§ **To be done**:
Would you transcribe all of the data exactly, down to the last character?

+++ Information provided +++

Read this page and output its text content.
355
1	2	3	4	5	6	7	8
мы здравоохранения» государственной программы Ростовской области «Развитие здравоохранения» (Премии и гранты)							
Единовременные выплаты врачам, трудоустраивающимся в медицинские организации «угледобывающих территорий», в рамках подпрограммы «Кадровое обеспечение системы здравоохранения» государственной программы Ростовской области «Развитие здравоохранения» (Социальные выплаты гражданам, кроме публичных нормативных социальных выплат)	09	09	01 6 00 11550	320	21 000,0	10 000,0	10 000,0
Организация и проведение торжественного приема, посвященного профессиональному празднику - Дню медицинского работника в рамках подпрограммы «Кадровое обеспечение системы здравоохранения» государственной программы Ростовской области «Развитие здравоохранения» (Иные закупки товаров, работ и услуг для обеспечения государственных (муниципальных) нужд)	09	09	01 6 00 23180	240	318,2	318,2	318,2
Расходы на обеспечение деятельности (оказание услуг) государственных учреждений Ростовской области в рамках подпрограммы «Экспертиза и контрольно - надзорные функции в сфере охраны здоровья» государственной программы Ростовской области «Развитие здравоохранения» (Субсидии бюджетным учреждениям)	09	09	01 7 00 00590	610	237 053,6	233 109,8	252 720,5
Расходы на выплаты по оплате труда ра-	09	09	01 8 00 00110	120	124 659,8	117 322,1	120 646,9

+++

§ **Answer for this exercise**:
Read this page and output its text content.
355
1	2	3	4	5	6	7	8
мы здравоохранения» государственной программы Ростовской области «Развитие здравоохранения» (Премии и гранты)							
Единовременные выплаты врачам, трудоустраивающимся в медицинские организации «угледобывающих территорий», в рамках подпрограммы «Кадровое обеспечение системы здравоохранения» государственной программы Ростовской области «Развитие здравоохранения» (Социальные выплаты гражданам, кроме публичных нормативных социальных выплат)	09	09	01 6 00 11550	320	21 000,0	10 000,0	10 000,0
Организация и проведение торжественного приема, посвященного профессиональному празднику - Дню медицинского работника в рамках подпрограммы «Кадровое обеспечение системы здравоохранения» государственной программы Ростовской области «Развитие здравоохранения» (Иные закупки товаров, работ и услуг для обеспечения государственных (муниципальных) нужд)	09	09	01 6 00 23180	240	318,2	318,2	318,2
Расходы на обеспечение деятельности (оказание услуг) государственных учреждений Ростовской области в рамках подпрограммы «Экспертиза и контрольно - надзорные функции в сфере охраны здоровья» государственной программы Ростовской области «Развитие здравоохранения» (Субсидии бюджетным учреждениям)	09	09	01 7 00 00590	610	237 053,6	233 109,8	252 720,5
Расходы на выплаты по оплате труда ра-	09	09	01 8 00 00110	120	124 659,8	117 322,1	120 646,9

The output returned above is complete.